--- Supplied records ---

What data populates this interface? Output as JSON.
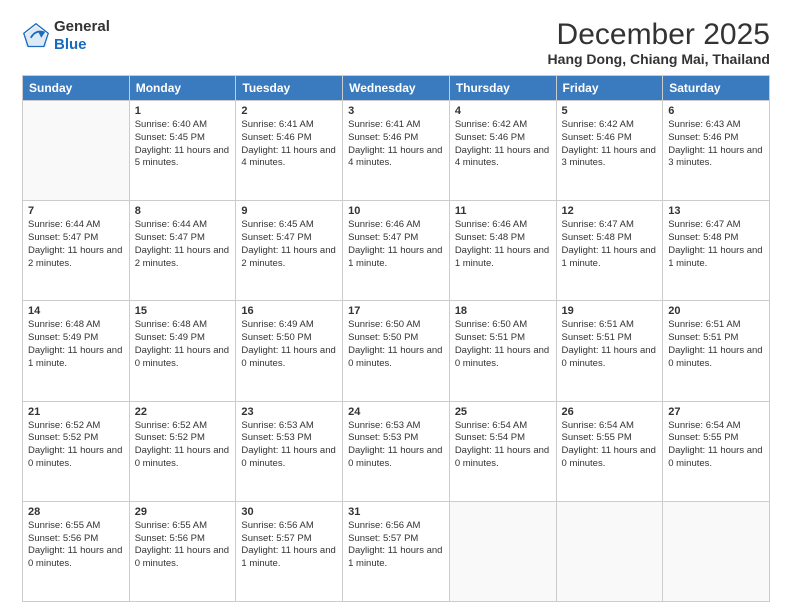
{
  "logo": {
    "general": "General",
    "blue": "Blue"
  },
  "header": {
    "month_title": "December 2025",
    "location": "Hang Dong, Chiang Mai, Thailand"
  },
  "days_of_week": [
    "Sunday",
    "Monday",
    "Tuesday",
    "Wednesday",
    "Thursday",
    "Friday",
    "Saturday"
  ],
  "weeks": [
    [
      {
        "day": "",
        "info": ""
      },
      {
        "day": "1",
        "info": "Sunrise: 6:40 AM\nSunset: 5:45 PM\nDaylight: 11 hours and 5 minutes."
      },
      {
        "day": "2",
        "info": "Sunrise: 6:41 AM\nSunset: 5:46 PM\nDaylight: 11 hours and 4 minutes."
      },
      {
        "day": "3",
        "info": "Sunrise: 6:41 AM\nSunset: 5:46 PM\nDaylight: 11 hours and 4 minutes."
      },
      {
        "day": "4",
        "info": "Sunrise: 6:42 AM\nSunset: 5:46 PM\nDaylight: 11 hours and 4 minutes."
      },
      {
        "day": "5",
        "info": "Sunrise: 6:42 AM\nSunset: 5:46 PM\nDaylight: 11 hours and 3 minutes."
      },
      {
        "day": "6",
        "info": "Sunrise: 6:43 AM\nSunset: 5:46 PM\nDaylight: 11 hours and 3 minutes."
      }
    ],
    [
      {
        "day": "7",
        "info": "Sunrise: 6:44 AM\nSunset: 5:47 PM\nDaylight: 11 hours and 2 minutes."
      },
      {
        "day": "8",
        "info": "Sunrise: 6:44 AM\nSunset: 5:47 PM\nDaylight: 11 hours and 2 minutes."
      },
      {
        "day": "9",
        "info": "Sunrise: 6:45 AM\nSunset: 5:47 PM\nDaylight: 11 hours and 2 minutes."
      },
      {
        "day": "10",
        "info": "Sunrise: 6:46 AM\nSunset: 5:47 PM\nDaylight: 11 hours and 1 minute."
      },
      {
        "day": "11",
        "info": "Sunrise: 6:46 AM\nSunset: 5:48 PM\nDaylight: 11 hours and 1 minute."
      },
      {
        "day": "12",
        "info": "Sunrise: 6:47 AM\nSunset: 5:48 PM\nDaylight: 11 hours and 1 minute."
      },
      {
        "day": "13",
        "info": "Sunrise: 6:47 AM\nSunset: 5:48 PM\nDaylight: 11 hours and 1 minute."
      }
    ],
    [
      {
        "day": "14",
        "info": "Sunrise: 6:48 AM\nSunset: 5:49 PM\nDaylight: 11 hours and 1 minute."
      },
      {
        "day": "15",
        "info": "Sunrise: 6:48 AM\nSunset: 5:49 PM\nDaylight: 11 hours and 0 minutes."
      },
      {
        "day": "16",
        "info": "Sunrise: 6:49 AM\nSunset: 5:50 PM\nDaylight: 11 hours and 0 minutes."
      },
      {
        "day": "17",
        "info": "Sunrise: 6:50 AM\nSunset: 5:50 PM\nDaylight: 11 hours and 0 minutes."
      },
      {
        "day": "18",
        "info": "Sunrise: 6:50 AM\nSunset: 5:51 PM\nDaylight: 11 hours and 0 minutes."
      },
      {
        "day": "19",
        "info": "Sunrise: 6:51 AM\nSunset: 5:51 PM\nDaylight: 11 hours and 0 minutes."
      },
      {
        "day": "20",
        "info": "Sunrise: 6:51 AM\nSunset: 5:51 PM\nDaylight: 11 hours and 0 minutes."
      }
    ],
    [
      {
        "day": "21",
        "info": "Sunrise: 6:52 AM\nSunset: 5:52 PM\nDaylight: 11 hours and 0 minutes."
      },
      {
        "day": "22",
        "info": "Sunrise: 6:52 AM\nSunset: 5:52 PM\nDaylight: 11 hours and 0 minutes."
      },
      {
        "day": "23",
        "info": "Sunrise: 6:53 AM\nSunset: 5:53 PM\nDaylight: 11 hours and 0 minutes."
      },
      {
        "day": "24",
        "info": "Sunrise: 6:53 AM\nSunset: 5:53 PM\nDaylight: 11 hours and 0 minutes."
      },
      {
        "day": "25",
        "info": "Sunrise: 6:54 AM\nSunset: 5:54 PM\nDaylight: 11 hours and 0 minutes."
      },
      {
        "day": "26",
        "info": "Sunrise: 6:54 AM\nSunset: 5:55 PM\nDaylight: 11 hours and 0 minutes."
      },
      {
        "day": "27",
        "info": "Sunrise: 6:54 AM\nSunset: 5:55 PM\nDaylight: 11 hours and 0 minutes."
      }
    ],
    [
      {
        "day": "28",
        "info": "Sunrise: 6:55 AM\nSunset: 5:56 PM\nDaylight: 11 hours and 0 minutes."
      },
      {
        "day": "29",
        "info": "Sunrise: 6:55 AM\nSunset: 5:56 PM\nDaylight: 11 hours and 0 minutes."
      },
      {
        "day": "30",
        "info": "Sunrise: 6:56 AM\nSunset: 5:57 PM\nDaylight: 11 hours and 1 minute."
      },
      {
        "day": "31",
        "info": "Sunrise: 6:56 AM\nSunset: 5:57 PM\nDaylight: 11 hours and 1 minute."
      },
      {
        "day": "",
        "info": ""
      },
      {
        "day": "",
        "info": ""
      },
      {
        "day": "",
        "info": ""
      }
    ]
  ]
}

---

Work to be completed:
All the records need to be repeated exactly, with the images dropped.

Solution to this problem:
What data populates this interface? Output as JSON.
{
  "logo": {
    "general": "General",
    "blue": "Blue"
  },
  "header": {
    "month_title": "December 2025",
    "location": "Hang Dong, Chiang Mai, Thailand"
  },
  "days_of_week": [
    "Sunday",
    "Monday",
    "Tuesday",
    "Wednesday",
    "Thursday",
    "Friday",
    "Saturday"
  ],
  "weeks": [
    [
      {
        "day": "",
        "info": ""
      },
      {
        "day": "1",
        "info": "Sunrise: 6:40 AM\nSunset: 5:45 PM\nDaylight: 11 hours and 5 minutes."
      },
      {
        "day": "2",
        "info": "Sunrise: 6:41 AM\nSunset: 5:46 PM\nDaylight: 11 hours and 4 minutes."
      },
      {
        "day": "3",
        "info": "Sunrise: 6:41 AM\nSunset: 5:46 PM\nDaylight: 11 hours and 4 minutes."
      },
      {
        "day": "4",
        "info": "Sunrise: 6:42 AM\nSunset: 5:46 PM\nDaylight: 11 hours and 4 minutes."
      },
      {
        "day": "5",
        "info": "Sunrise: 6:42 AM\nSunset: 5:46 PM\nDaylight: 11 hours and 3 minutes."
      },
      {
        "day": "6",
        "info": "Sunrise: 6:43 AM\nSunset: 5:46 PM\nDaylight: 11 hours and 3 minutes."
      }
    ],
    [
      {
        "day": "7",
        "info": "Sunrise: 6:44 AM\nSunset: 5:47 PM\nDaylight: 11 hours and 2 minutes."
      },
      {
        "day": "8",
        "info": "Sunrise: 6:44 AM\nSunset: 5:47 PM\nDaylight: 11 hours and 2 minutes."
      },
      {
        "day": "9",
        "info": "Sunrise: 6:45 AM\nSunset: 5:47 PM\nDaylight: 11 hours and 2 minutes."
      },
      {
        "day": "10",
        "info": "Sunrise: 6:46 AM\nSunset: 5:47 PM\nDaylight: 11 hours and 1 minute."
      },
      {
        "day": "11",
        "info": "Sunrise: 6:46 AM\nSunset: 5:48 PM\nDaylight: 11 hours and 1 minute."
      },
      {
        "day": "12",
        "info": "Sunrise: 6:47 AM\nSunset: 5:48 PM\nDaylight: 11 hours and 1 minute."
      },
      {
        "day": "13",
        "info": "Sunrise: 6:47 AM\nSunset: 5:48 PM\nDaylight: 11 hours and 1 minute."
      }
    ],
    [
      {
        "day": "14",
        "info": "Sunrise: 6:48 AM\nSunset: 5:49 PM\nDaylight: 11 hours and 1 minute."
      },
      {
        "day": "15",
        "info": "Sunrise: 6:48 AM\nSunset: 5:49 PM\nDaylight: 11 hours and 0 minutes."
      },
      {
        "day": "16",
        "info": "Sunrise: 6:49 AM\nSunset: 5:50 PM\nDaylight: 11 hours and 0 minutes."
      },
      {
        "day": "17",
        "info": "Sunrise: 6:50 AM\nSunset: 5:50 PM\nDaylight: 11 hours and 0 minutes."
      },
      {
        "day": "18",
        "info": "Sunrise: 6:50 AM\nSunset: 5:51 PM\nDaylight: 11 hours and 0 minutes."
      },
      {
        "day": "19",
        "info": "Sunrise: 6:51 AM\nSunset: 5:51 PM\nDaylight: 11 hours and 0 minutes."
      },
      {
        "day": "20",
        "info": "Sunrise: 6:51 AM\nSunset: 5:51 PM\nDaylight: 11 hours and 0 minutes."
      }
    ],
    [
      {
        "day": "21",
        "info": "Sunrise: 6:52 AM\nSunset: 5:52 PM\nDaylight: 11 hours and 0 minutes."
      },
      {
        "day": "22",
        "info": "Sunrise: 6:52 AM\nSunset: 5:52 PM\nDaylight: 11 hours and 0 minutes."
      },
      {
        "day": "23",
        "info": "Sunrise: 6:53 AM\nSunset: 5:53 PM\nDaylight: 11 hours and 0 minutes."
      },
      {
        "day": "24",
        "info": "Sunrise: 6:53 AM\nSunset: 5:53 PM\nDaylight: 11 hours and 0 minutes."
      },
      {
        "day": "25",
        "info": "Sunrise: 6:54 AM\nSunset: 5:54 PM\nDaylight: 11 hours and 0 minutes."
      },
      {
        "day": "26",
        "info": "Sunrise: 6:54 AM\nSunset: 5:55 PM\nDaylight: 11 hours and 0 minutes."
      },
      {
        "day": "27",
        "info": "Sunrise: 6:54 AM\nSunset: 5:55 PM\nDaylight: 11 hours and 0 minutes."
      }
    ],
    [
      {
        "day": "28",
        "info": "Sunrise: 6:55 AM\nSunset: 5:56 PM\nDaylight: 11 hours and 0 minutes."
      },
      {
        "day": "29",
        "info": "Sunrise: 6:55 AM\nSunset: 5:56 PM\nDaylight: 11 hours and 0 minutes."
      },
      {
        "day": "30",
        "info": "Sunrise: 6:56 AM\nSunset: 5:57 PM\nDaylight: 11 hours and 1 minute."
      },
      {
        "day": "31",
        "info": "Sunrise: 6:56 AM\nSunset: 5:57 PM\nDaylight: 11 hours and 1 minute."
      },
      {
        "day": "",
        "info": ""
      },
      {
        "day": "",
        "info": ""
      },
      {
        "day": "",
        "info": ""
      }
    ]
  ]
}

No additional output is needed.